# WHAT IS EXPECTED
Copy out the records in full, word for word, without pictures.
↓
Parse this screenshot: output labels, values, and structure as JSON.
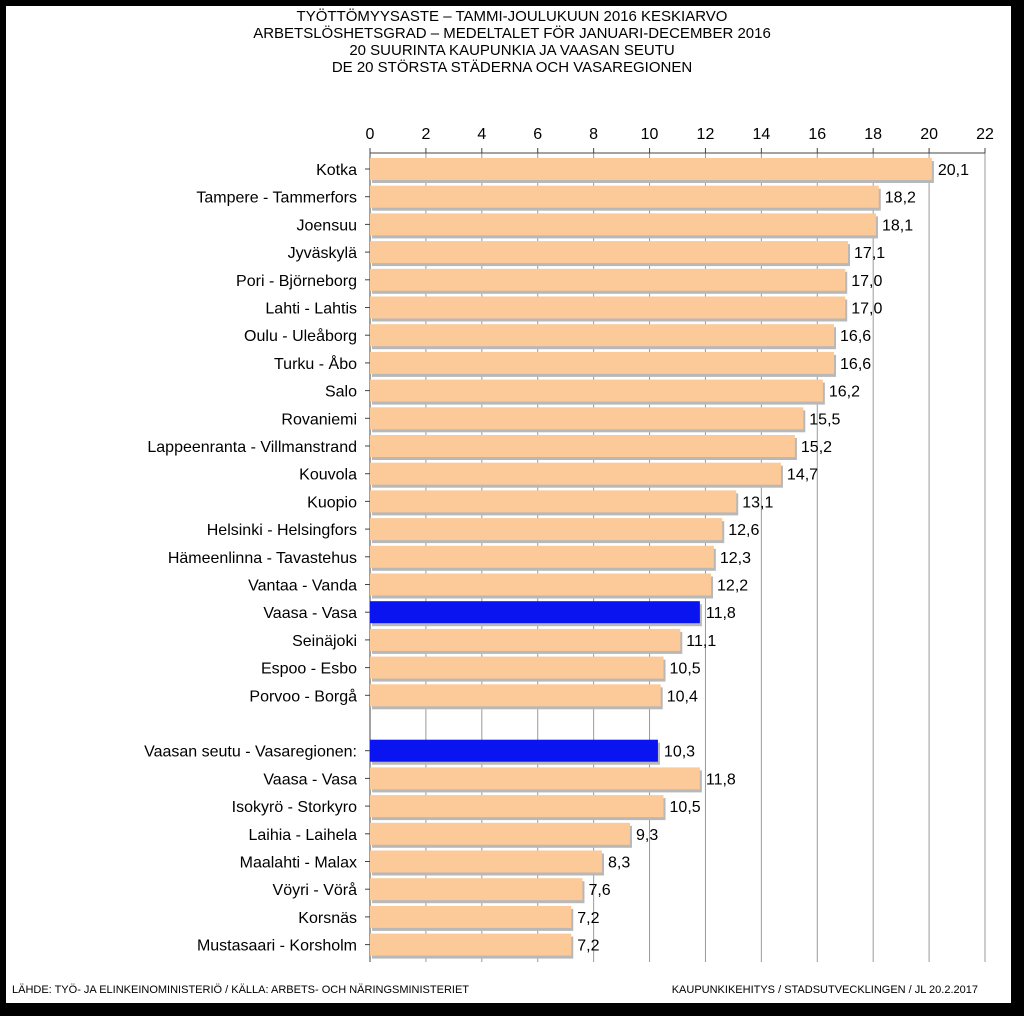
{
  "title_lines": [
    "TYÖTTÖMYYSASTE  – TAMMI-JOULUKUUN  2016 KESKIARVO",
    "ARBETSLÖSHETSGRAD  – MEDELTALET FÖR JANUARI-DECEMBER  2016",
    "20 SUURINTA  KAUPUNKIA  JA VAASAN  SEUTU",
    "DE 20 STÖRSTA  STÄDERNA  OCH VASAREGIONEN"
  ],
  "footer": {
    "source": "LÄHDE: TYÖ- JA ELINKEINOMINISTERIÖ  / KÄLLA: ARBETS- OCH NÄRINGSMINISTERIET",
    "credit": "KAUPUNKIKEHITYS  / STADSUTVECKLINGEN / JL 20.2.2017"
  },
  "colors": {
    "bar": "#fcc998",
    "highlight": "#0a14f0",
    "grid": "#9a9a9a",
    "axis": "#444444"
  },
  "chart_data": {
    "type": "bar",
    "orientation": "horizontal",
    "xlim": [
      0,
      22
    ],
    "x_ticks": [
      "0",
      "2",
      "4",
      "6",
      "8",
      "10",
      "12",
      "14",
      "16",
      "18",
      "20",
      "22"
    ],
    "x_axis_position": "top",
    "grid": true,
    "categories": [
      "Kotka",
      "Tampere - Tammerfors",
      "Joensuu",
      "Jyväskylä",
      "Pori - Björneborg",
      "Lahti - Lahtis",
      "Oulu - Uleåborg",
      "Turku - Åbo",
      "Salo",
      "Rovaniemi",
      "Lappeenranta - Villmanstrand",
      "Kouvola",
      "Kuopio",
      "Helsinki - Helsingfors",
      "Hämeenlinna - Tavastehus",
      "Vantaa - Vanda",
      "Vaasa - Vasa",
      "Seinäjoki",
      "Espoo - Esbo",
      "Porvoo - Borgå",
      "",
      "Vaasan seutu - Vasaregionen:",
      "Vaasa - Vasa",
      "Isokyrö - Storkyro",
      "Laihia - Laihela",
      "Maalahti - Malax",
      "Vöyri - Vörå",
      "Korsnäs",
      "Mustasaari - Korsholm"
    ],
    "values": [
      20.1,
      18.2,
      18.1,
      17.1,
      17.0,
      17.0,
      16.6,
      16.6,
      16.2,
      15.5,
      15.2,
      14.7,
      13.1,
      12.6,
      12.3,
      12.2,
      11.8,
      11.1,
      10.5,
      10.4,
      null,
      10.3,
      11.8,
      10.5,
      9.3,
      8.3,
      7.6,
      7.2,
      7.2
    ],
    "value_labels": [
      "20,1",
      "18,2",
      "18,1",
      "17,1",
      "17,0",
      "17,0",
      "16,6",
      "16,6",
      "16,2",
      "15,5",
      "15,2",
      "14,7",
      "13,1",
      "12,6",
      "12,3",
      "12,2",
      "11,8",
      "11,1",
      "10,5",
      "10,4",
      "",
      "10,3",
      "11,8",
      "10,5",
      "9,3",
      "8,3",
      "7,6",
      "7,2",
      "7,2"
    ],
    "highlighted": [
      16,
      21
    ]
  }
}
↑
# SOLVED PROBLEM
Parse this screenshot: output labels, values, and structure as JSON.
{
  "title_lines": [
    "TYÖTTÖMYYSASTE  – TAMMI-JOULUKUUN  2016 KESKIARVO",
    "ARBETSLÖSHETSGRAD  – MEDELTALET FÖR JANUARI-DECEMBER  2016",
    "20 SUURINTA  KAUPUNKIA  JA VAASAN  SEUTU",
    "DE 20 STÖRSTA  STÄDERNA  OCH VASAREGIONEN"
  ],
  "footer": {
    "source": "LÄHDE: TYÖ- JA ELINKEINOMINISTERIÖ  / KÄLLA: ARBETS- OCH NÄRINGSMINISTERIET",
    "credit": "KAUPUNKIKEHITYS  / STADSUTVECKLINGEN / JL 20.2.2017"
  },
  "colors": {
    "bar": "#fcc998",
    "highlight": "#0a14f0",
    "grid": "#9a9a9a",
    "axis": "#444444"
  },
  "chart_data": {
    "type": "bar",
    "orientation": "horizontal",
    "xlim": [
      0,
      22
    ],
    "x_ticks": [
      "0",
      "2",
      "4",
      "6",
      "8",
      "10",
      "12",
      "14",
      "16",
      "18",
      "20",
      "22"
    ],
    "x_axis_position": "top",
    "grid": true,
    "categories": [
      "Kotka",
      "Tampere - Tammerfors",
      "Joensuu",
      "Jyväskylä",
      "Pori - Björneborg",
      "Lahti - Lahtis",
      "Oulu - Uleåborg",
      "Turku - Åbo",
      "Salo",
      "Rovaniemi",
      "Lappeenranta - Villmanstrand",
      "Kouvola",
      "Kuopio",
      "Helsinki - Helsingfors",
      "Hämeenlinna - Tavastehus",
      "Vantaa - Vanda",
      "Vaasa - Vasa",
      "Seinäjoki",
      "Espoo - Esbo",
      "Porvoo - Borgå",
      "",
      "Vaasan seutu - Vasaregionen:",
      "Vaasa - Vasa",
      "Isokyrö - Storkyro",
      "Laihia - Laihela",
      "Maalahti - Malax",
      "Vöyri - Vörå",
      "Korsnäs",
      "Mustasaari - Korsholm"
    ],
    "values": [
      20.1,
      18.2,
      18.1,
      17.1,
      17.0,
      17.0,
      16.6,
      16.6,
      16.2,
      15.5,
      15.2,
      14.7,
      13.1,
      12.6,
      12.3,
      12.2,
      11.8,
      11.1,
      10.5,
      10.4,
      null,
      10.3,
      11.8,
      10.5,
      9.3,
      8.3,
      7.6,
      7.2,
      7.2
    ],
    "value_labels": [
      "20,1",
      "18,2",
      "18,1",
      "17,1",
      "17,0",
      "17,0",
      "16,6",
      "16,6",
      "16,2",
      "15,5",
      "15,2",
      "14,7",
      "13,1",
      "12,6",
      "12,3",
      "12,2",
      "11,8",
      "11,1",
      "10,5",
      "10,4",
      "",
      "10,3",
      "11,8",
      "10,5",
      "9,3",
      "8,3",
      "7,6",
      "7,2",
      "7,2"
    ],
    "highlighted": [
      16,
      21
    ]
  }
}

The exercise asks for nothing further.